START Exercise input

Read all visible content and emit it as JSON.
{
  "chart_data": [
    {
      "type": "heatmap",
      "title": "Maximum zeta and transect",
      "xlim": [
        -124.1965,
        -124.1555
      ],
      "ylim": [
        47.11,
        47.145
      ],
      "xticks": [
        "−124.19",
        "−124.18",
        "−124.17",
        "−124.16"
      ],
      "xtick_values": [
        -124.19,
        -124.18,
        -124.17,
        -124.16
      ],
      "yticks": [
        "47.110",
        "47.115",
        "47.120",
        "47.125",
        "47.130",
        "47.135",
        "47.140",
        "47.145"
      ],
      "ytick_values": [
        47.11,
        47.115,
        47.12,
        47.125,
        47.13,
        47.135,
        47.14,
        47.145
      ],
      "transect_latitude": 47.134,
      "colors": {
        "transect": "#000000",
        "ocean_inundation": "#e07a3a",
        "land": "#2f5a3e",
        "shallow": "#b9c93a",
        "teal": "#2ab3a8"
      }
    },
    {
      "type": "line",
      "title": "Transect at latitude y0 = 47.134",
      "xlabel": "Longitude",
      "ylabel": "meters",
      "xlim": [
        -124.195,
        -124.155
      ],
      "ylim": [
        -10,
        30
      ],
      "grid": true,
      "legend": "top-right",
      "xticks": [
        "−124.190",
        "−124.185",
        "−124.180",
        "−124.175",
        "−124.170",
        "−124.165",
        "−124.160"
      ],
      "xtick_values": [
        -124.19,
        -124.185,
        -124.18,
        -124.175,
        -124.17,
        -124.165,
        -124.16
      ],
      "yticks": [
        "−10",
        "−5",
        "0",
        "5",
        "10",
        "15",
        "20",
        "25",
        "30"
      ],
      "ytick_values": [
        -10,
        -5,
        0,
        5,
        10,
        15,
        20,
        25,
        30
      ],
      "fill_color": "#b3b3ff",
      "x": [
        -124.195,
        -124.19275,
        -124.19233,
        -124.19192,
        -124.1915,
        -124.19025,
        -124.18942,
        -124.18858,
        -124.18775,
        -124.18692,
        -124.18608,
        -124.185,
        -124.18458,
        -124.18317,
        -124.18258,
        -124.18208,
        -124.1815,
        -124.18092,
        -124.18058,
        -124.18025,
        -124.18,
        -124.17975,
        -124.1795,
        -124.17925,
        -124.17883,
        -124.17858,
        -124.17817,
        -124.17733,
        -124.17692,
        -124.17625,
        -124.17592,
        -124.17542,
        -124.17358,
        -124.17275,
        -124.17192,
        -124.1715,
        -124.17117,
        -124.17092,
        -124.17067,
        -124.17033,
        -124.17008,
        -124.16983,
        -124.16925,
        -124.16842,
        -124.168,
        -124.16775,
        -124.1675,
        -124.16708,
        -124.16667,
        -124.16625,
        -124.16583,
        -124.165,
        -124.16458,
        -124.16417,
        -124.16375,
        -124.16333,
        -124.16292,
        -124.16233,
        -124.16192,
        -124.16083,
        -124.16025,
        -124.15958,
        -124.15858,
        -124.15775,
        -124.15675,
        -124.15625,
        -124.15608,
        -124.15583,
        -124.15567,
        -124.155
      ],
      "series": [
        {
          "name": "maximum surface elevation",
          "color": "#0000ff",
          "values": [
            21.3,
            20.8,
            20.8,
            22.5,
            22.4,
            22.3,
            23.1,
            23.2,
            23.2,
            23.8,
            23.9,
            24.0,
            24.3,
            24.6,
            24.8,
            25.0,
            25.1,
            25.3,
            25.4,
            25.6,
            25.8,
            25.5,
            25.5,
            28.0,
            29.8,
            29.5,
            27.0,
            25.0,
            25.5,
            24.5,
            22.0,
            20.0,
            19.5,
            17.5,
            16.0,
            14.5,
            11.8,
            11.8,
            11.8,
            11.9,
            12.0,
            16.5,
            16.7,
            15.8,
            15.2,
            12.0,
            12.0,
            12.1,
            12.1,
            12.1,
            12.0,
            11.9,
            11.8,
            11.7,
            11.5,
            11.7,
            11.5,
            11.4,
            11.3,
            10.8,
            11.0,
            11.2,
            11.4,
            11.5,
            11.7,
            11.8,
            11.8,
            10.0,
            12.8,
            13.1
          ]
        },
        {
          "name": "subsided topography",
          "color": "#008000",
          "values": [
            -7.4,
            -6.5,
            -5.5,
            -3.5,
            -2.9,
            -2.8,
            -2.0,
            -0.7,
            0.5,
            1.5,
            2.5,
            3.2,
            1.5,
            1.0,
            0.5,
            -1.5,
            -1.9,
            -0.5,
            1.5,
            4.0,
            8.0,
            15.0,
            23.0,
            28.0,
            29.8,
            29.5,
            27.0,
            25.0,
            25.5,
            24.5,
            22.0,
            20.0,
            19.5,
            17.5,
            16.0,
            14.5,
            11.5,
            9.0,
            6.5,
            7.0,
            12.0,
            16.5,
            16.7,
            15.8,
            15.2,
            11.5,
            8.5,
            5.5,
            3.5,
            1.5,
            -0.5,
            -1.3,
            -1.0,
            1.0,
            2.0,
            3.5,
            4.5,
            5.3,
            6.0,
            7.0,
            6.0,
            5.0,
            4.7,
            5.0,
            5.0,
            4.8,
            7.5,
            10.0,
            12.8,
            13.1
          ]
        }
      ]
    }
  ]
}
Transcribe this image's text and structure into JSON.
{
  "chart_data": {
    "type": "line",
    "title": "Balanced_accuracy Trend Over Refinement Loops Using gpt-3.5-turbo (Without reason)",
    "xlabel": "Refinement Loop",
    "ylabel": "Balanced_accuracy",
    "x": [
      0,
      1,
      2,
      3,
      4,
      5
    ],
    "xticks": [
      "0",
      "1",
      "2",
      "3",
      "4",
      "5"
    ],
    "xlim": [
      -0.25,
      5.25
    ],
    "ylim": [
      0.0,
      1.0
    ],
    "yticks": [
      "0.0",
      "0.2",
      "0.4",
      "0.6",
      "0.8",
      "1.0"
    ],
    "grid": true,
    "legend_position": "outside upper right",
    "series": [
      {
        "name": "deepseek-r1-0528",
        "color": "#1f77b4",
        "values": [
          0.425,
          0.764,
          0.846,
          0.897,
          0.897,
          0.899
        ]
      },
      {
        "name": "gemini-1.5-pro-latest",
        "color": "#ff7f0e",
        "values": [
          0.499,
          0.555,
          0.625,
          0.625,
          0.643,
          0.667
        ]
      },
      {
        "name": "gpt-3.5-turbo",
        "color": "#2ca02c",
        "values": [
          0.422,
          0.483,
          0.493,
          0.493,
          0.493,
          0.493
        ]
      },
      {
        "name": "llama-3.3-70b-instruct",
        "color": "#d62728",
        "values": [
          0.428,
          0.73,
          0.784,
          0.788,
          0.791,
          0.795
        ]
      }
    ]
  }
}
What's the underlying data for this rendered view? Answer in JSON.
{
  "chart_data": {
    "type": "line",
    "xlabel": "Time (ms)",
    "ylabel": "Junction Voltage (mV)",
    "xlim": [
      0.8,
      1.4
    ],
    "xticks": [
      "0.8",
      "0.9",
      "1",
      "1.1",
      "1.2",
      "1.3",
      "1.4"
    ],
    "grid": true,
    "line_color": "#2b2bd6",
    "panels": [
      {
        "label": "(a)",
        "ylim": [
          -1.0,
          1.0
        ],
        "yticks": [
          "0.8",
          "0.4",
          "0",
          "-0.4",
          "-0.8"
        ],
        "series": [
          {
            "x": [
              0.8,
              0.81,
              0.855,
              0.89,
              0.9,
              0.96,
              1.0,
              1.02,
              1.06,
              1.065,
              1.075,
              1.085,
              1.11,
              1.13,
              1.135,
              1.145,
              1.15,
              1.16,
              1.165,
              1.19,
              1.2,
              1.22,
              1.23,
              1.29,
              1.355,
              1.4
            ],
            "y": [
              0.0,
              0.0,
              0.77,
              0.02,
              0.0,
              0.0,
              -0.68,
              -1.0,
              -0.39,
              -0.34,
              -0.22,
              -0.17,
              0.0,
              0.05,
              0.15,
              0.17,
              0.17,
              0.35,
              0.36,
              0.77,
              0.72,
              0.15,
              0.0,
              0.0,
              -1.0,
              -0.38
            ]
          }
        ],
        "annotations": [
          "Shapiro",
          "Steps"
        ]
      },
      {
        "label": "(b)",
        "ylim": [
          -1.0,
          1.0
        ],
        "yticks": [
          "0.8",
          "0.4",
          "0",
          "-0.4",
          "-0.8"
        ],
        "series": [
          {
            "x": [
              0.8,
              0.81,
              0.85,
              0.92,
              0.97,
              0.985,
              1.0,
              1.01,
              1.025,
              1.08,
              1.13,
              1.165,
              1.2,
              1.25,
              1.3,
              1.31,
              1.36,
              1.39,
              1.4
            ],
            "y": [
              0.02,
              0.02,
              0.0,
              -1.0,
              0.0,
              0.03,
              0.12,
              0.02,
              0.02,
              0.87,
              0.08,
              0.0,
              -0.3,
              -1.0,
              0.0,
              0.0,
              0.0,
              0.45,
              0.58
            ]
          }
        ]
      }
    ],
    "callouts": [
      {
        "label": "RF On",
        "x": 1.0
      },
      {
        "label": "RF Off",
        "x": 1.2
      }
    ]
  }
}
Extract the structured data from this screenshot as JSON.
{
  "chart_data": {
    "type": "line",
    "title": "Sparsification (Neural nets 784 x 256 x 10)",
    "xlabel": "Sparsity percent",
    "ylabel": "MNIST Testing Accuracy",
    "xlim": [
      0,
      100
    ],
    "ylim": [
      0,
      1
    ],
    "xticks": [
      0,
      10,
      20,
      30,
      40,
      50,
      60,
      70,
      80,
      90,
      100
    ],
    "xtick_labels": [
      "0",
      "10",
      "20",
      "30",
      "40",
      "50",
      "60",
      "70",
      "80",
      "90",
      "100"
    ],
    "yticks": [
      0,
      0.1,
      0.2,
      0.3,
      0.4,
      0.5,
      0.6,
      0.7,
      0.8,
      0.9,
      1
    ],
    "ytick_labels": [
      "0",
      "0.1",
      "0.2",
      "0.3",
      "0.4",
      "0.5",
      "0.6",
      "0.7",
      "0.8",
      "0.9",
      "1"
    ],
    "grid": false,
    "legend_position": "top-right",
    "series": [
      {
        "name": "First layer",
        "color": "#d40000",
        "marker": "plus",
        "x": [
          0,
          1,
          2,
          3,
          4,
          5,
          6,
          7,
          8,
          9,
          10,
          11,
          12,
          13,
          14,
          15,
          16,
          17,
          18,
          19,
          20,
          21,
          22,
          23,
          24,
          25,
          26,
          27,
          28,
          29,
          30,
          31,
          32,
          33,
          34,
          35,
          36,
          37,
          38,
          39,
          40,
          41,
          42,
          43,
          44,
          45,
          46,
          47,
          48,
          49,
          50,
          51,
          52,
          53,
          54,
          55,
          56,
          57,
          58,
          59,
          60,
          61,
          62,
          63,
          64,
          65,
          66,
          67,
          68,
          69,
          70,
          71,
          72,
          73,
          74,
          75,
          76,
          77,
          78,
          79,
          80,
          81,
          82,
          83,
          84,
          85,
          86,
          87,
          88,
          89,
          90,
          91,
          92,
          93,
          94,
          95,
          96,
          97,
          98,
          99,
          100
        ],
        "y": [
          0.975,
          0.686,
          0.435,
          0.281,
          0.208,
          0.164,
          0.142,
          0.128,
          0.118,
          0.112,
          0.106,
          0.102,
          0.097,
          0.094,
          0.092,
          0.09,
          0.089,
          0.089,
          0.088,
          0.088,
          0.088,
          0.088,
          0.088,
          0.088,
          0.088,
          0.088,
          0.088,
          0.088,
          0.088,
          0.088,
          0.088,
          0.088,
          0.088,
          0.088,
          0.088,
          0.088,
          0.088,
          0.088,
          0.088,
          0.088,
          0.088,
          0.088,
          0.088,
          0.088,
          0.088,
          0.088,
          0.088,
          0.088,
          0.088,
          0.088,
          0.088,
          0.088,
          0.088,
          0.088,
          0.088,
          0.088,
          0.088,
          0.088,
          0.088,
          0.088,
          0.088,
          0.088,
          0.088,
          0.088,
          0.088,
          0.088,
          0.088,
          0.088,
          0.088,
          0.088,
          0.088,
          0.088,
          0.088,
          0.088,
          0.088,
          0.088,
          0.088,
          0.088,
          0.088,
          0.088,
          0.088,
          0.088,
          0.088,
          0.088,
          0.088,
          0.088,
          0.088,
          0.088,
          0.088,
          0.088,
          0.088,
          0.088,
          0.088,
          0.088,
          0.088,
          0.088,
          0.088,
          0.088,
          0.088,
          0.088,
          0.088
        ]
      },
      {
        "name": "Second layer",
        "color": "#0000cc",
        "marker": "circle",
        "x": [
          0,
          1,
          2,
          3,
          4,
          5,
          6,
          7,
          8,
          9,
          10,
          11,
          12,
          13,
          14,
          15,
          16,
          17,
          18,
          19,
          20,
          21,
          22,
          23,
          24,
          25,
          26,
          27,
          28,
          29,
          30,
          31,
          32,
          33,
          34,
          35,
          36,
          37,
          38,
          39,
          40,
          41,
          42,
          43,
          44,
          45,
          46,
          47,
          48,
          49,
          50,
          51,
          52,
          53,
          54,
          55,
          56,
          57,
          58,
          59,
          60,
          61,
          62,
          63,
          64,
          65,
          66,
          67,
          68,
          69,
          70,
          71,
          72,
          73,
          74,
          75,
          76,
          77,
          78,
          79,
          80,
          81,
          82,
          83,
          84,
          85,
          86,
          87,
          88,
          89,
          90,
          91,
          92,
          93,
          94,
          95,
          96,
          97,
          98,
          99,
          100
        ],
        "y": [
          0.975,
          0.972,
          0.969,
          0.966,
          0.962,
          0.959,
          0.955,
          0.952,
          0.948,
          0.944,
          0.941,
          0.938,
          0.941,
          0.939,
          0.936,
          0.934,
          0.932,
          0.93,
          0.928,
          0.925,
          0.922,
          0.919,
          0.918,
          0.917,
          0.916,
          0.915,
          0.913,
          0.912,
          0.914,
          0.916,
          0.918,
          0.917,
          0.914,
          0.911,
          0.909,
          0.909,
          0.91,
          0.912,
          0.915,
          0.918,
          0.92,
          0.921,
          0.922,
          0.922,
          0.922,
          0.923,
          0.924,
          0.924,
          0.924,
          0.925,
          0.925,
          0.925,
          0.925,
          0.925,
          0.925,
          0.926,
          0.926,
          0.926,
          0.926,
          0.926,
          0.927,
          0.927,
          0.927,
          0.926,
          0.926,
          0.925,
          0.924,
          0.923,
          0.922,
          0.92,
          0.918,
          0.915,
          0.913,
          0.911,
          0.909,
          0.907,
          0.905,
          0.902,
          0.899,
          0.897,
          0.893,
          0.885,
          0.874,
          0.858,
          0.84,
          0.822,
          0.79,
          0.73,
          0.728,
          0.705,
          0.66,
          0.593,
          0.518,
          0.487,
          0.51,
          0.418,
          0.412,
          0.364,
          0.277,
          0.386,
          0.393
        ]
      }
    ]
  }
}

END Exercise input

§ **Exercise**
Which lines above contain the word "JSON"? Copy each of them.

§ **Result of the task**
Read all visible content and emit it as JSON.
Transcribe this image's text and structure into JSON.
What's the underlying data for this rendered view? Answer in JSON.
Extract the structured data from this screenshot as JSON.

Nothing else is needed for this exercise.